-- Task --
Give the entries again, word for word.

━━━ Records for the exercise

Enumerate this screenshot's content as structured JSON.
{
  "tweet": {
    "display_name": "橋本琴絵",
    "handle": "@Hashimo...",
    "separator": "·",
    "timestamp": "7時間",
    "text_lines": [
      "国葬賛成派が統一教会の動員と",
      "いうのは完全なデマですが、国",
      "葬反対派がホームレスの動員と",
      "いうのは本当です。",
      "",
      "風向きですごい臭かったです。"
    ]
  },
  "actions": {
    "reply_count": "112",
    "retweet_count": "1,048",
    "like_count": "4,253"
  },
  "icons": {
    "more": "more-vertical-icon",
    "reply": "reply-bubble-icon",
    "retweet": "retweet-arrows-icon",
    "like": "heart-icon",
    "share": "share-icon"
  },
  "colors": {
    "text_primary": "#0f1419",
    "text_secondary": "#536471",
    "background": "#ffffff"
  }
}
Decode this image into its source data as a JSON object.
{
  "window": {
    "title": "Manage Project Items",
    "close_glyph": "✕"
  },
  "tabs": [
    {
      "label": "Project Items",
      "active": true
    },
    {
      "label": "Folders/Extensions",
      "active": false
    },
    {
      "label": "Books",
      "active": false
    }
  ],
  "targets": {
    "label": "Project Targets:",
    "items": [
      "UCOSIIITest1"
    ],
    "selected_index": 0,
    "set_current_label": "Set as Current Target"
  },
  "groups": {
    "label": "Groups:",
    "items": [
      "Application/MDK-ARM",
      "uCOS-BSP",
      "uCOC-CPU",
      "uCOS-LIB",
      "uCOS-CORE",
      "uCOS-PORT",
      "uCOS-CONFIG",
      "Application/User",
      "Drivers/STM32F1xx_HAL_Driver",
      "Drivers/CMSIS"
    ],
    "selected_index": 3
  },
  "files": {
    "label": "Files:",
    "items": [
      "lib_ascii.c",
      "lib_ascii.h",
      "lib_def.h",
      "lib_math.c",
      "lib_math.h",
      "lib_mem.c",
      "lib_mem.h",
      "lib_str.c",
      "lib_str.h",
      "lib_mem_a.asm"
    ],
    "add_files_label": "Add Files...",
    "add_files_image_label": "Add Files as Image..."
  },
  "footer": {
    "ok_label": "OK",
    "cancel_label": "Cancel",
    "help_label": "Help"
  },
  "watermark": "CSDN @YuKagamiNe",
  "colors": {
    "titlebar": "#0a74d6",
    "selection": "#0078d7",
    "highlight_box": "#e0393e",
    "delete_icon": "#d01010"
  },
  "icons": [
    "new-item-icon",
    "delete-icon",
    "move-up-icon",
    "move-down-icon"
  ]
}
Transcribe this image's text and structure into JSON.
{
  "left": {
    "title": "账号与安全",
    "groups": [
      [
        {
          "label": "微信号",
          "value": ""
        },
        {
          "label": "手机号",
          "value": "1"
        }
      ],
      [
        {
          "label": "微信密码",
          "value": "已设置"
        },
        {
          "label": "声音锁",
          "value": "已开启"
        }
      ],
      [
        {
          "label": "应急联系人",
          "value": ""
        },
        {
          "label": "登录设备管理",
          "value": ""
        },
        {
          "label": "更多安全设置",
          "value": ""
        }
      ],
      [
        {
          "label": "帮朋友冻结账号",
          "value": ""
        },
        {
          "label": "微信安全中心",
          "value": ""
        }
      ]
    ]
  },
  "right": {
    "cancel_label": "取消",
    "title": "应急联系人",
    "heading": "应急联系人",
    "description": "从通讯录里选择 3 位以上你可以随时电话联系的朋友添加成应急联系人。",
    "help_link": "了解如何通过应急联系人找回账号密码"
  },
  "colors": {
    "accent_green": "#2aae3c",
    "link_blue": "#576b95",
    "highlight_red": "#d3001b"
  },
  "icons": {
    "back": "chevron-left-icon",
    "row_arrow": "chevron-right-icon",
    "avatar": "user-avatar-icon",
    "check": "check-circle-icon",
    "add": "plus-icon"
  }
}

━━━━━━

-- Solution to this problem --
Enumerate this screenshot's content as structured JSON.
{
  "tweet": {
    "display_name": "橋本琴絵",
    "handle": "@Hashimo...",
    "separator": "·",
    "timestamp": "7時間",
    "text_lines": [
      "国葬賛成派が統一教会の動員と",
      "いうのは完全なデマですが、国",
      "葬反対派がホームレスの動員と",
      "いうのは本当です。",
      "",
      "風向きですごい臭かったです。"
    ]
  },
  "actions": {
    "reply_count": "112",
    "retweet_count": "1,048",
    "like_count": "4,253"
  },
  "icons": {
    "more": "more-vertical-icon",
    "reply": "reply-bubble-icon",
    "retweet": "retweet-arrows-icon",
    "like": "heart-icon",
    "share": "share-icon"
  },
  "colors": {
    "text_primary": "#0f1419",
    "text_secondary": "#536471",
    "background": "#ffffff"
  }
}
Decode this image into its source data as a JSON object.
{
  "window": {
    "title": "Manage Project Items",
    "close_glyph": "✕"
  },
  "tabs": [
    {
      "label": "Project Items",
      "active": true
    },
    {
      "label": "Folders/Extensions",
      "active": false
    },
    {
      "label": "Books",
      "active": false
    }
  ],
  "targets": {
    "label": "Project Targets:",
    "items": [
      "UCOSIIITest1"
    ],
    "selected_index": 0,
    "set_current_label": "Set as Current Target"
  },
  "groups": {
    "label": "Groups:",
    "items": [
      "Application/MDK-ARM",
      "uCOS-BSP",
      "uCOC-CPU",
      "uCOS-LIB",
      "uCOS-CORE",
      "uCOS-PORT",
      "uCOS-CONFIG",
      "Application/User",
      "Drivers/STM32F1xx_HAL_Driver",
      "Drivers/CMSIS"
    ],
    "selected_index": 3
  },
  "files": {
    "label": "Files:",
    "items": [
      "lib_ascii.c",
      "lib_ascii.h",
      "lib_def.h",
      "lib_math.c",
      "lib_math.h",
      "lib_mem.c",
      "lib_mem.h",
      "lib_str.c",
      "lib_str.h",
      "lib_mem_a.asm"
    ],
    "add_files_label": "Add Files...",
    "add_files_image_label": "Add Files as Image..."
  },
  "footer": {
    "ok_label": "OK",
    "cancel_label": "Cancel",
    "help_label": "Help"
  },
  "watermark": "CSDN @YuKagamiNe",
  "colors": {
    "titlebar": "#0a74d6",
    "selection": "#0078d7",
    "highlight_box": "#e0393e",
    "delete_icon": "#d01010"
  },
  "icons": [
    "new-item-icon",
    "delete-icon",
    "move-up-icon",
    "move-down-icon"
  ]
}
Transcribe this image's text and structure into JSON.
{
  "left": {
    "title": "账号与安全",
    "groups": [
      [
        {
          "label": "微信号",
          "value": ""
        },
        {
          "label": "手机号",
          "value": "1"
        }
      ],
      [
        {
          "label": "微信密码",
          "value": "已设置"
        },
        {
          "label": "声音锁",
          "value": "已开启"
        }
      ],
      [
        {
          "label": "应急联系人",
          "value": ""
        },
        {
          "label": "登录设备管理",
          "value": ""
        },
        {
          "label": "更多安全设置",
          "value": ""
        }
      ],
      [
        {
          "label": "帮朋友冻结账号",
          "value": ""
        },
        {
          "label": "微信安全中心",
          "value": ""
        }
      ]
    ]
  },
  "right": {
    "cancel_label": "取消",
    "title": "应急联系人",
    "heading": "应急联系人",
    "description": "从通讯录里选择 3 位以上你可以随时电话联系的朋友添加成应急联系人。",
    "help_link": "了解如何通过应急联系人找回账号密码"
  },
  "colors": {
    "accent_green": "#2aae3c",
    "link_blue": "#576b95",
    "highlight_red": "#d3001b"
  },
  "icons": {
    "back": "chevron-left-icon",
    "row_arrow": "chevron-right-icon",
    "avatar": "user-avatar-icon",
    "check": "check-circle-icon",
    "add": "plus-icon"
  }
}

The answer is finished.